**THE REQUEST:**
Please answer these from the pipe heat-transfer problem below:
(a) What emissivity is given for the pipe surface?
(b) What value does the solution get for the pipe's surface area?
(c) What is the surrounding surface temperature once converted to kelvin?

Question

A 4 -m-long section of a 5-cm-diameter horizontal pipe in which a refrigerant flows passes through a room at \(20^{\circ} \mathrm{C}\). The pipe is not well insulated, and the outer surface temperature of the pipe is observed to be \(-10^{\circ} \mathrm{C}\). The emissivity of the pipe surface is \(0.85\), and the surrounding surfaces are at \(15^{\circ} \mathrm{C}\). The fraction of heat transferred to the pipe by radiation is (a) \(0.24\) (b) \(0.30\) (c) \(0.37\) (d) \(0.48\) (e) \(0.58\) (For air, use $k=0.02401 \mathrm{~W} / \mathrm{m} \cdot \mathrm{K}, \mathrm{Pr}=0.735$, $$ \left.\nu=1.382 \times 10^{-5} \mathrm{~m}^{2} / \mathrm{s}\right) $$

Short answer

Answer: The fraction of heat transfer due to radiation is approximately 0.45 or 45%, which is closest to option (d) 0.48.

Step-by-step solution

Calculate the radiation heat transfer

We can use the Stefan-Boltzmann law to calculate the radiation heat transfer: $$ q_{rad} = \epsilon\sigma A\left( T_{1}^{4} - T_{2}^{4} \right) $$ where \(\epsilon\) is the emissivity of the pipe surface, \(\sigma\) is the Stefan-Boltzmann constant (\(5.67 \times 10^{-8} \mathrm{W/m^2K^4}\)), \(A\) is the surface area of the pipe, and \(T_{1}\) and \(T_{2}\) are the pipe surface and surrounding surface temperatures, respectively. First, calculate the surface area of the pipe: $$ A = 2\pi r L = 2\pi(0.025\,\text{m})(4\,\text{m})=0.628\,\text{m}^2 $$ Next, convert the temperatures to Kelvin: $$ T_{1} = -10^{\circ} \mathrm{C} + 273.15\,\text{K} = 263.15\,\text{K} $$ $$ T_{2} = 15^{\circ} \mathrm{C} + 273.15\,\text{K} = 288.15\,\text{K} $$ Now, calculate the radiation heat transfer: $$ q_{rad} = 0.85(5.67\times10^{-8}\,\mathrm{W/m^2K^4})(0.628\,\mathrm{m^2})(263.15^4\,\mathrm{K^4} - 288.15^4\,\mathrm{K^4}) = -22.69\,\mathrm{W} $$ The negative sign indicates that heat is being transferred from the pipe to the surrounding surfaces.

**DATA LINES:**
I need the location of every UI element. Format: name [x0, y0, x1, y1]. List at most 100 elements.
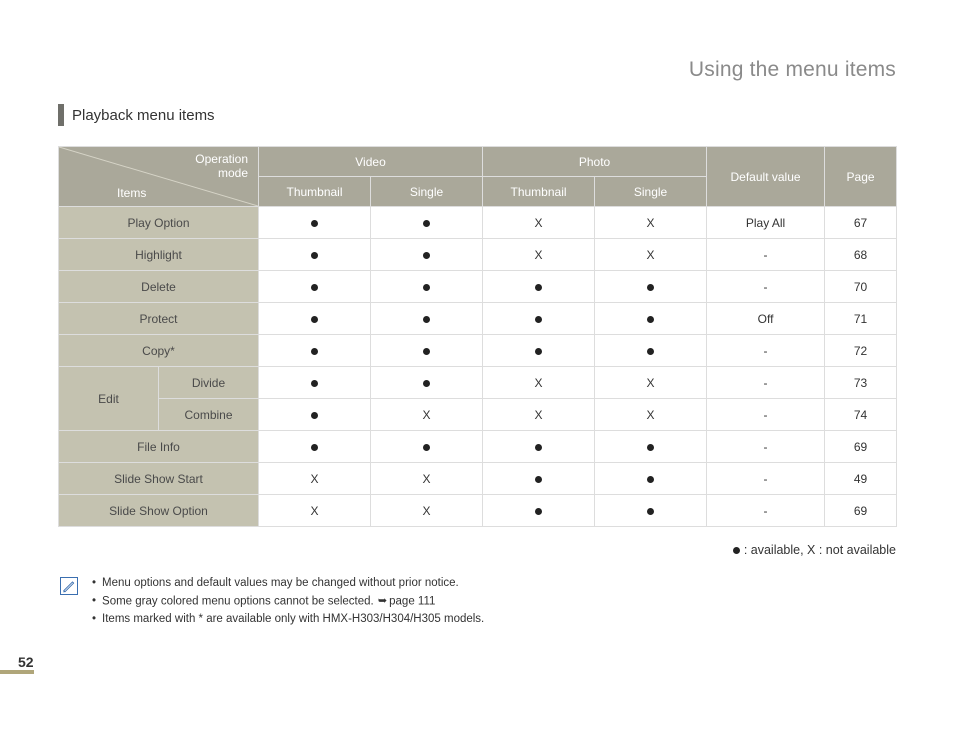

**SOLUTION TO THIS EXERCISE:**
(a) 0.85
(b) 0.628 m²
(c) 288.15 K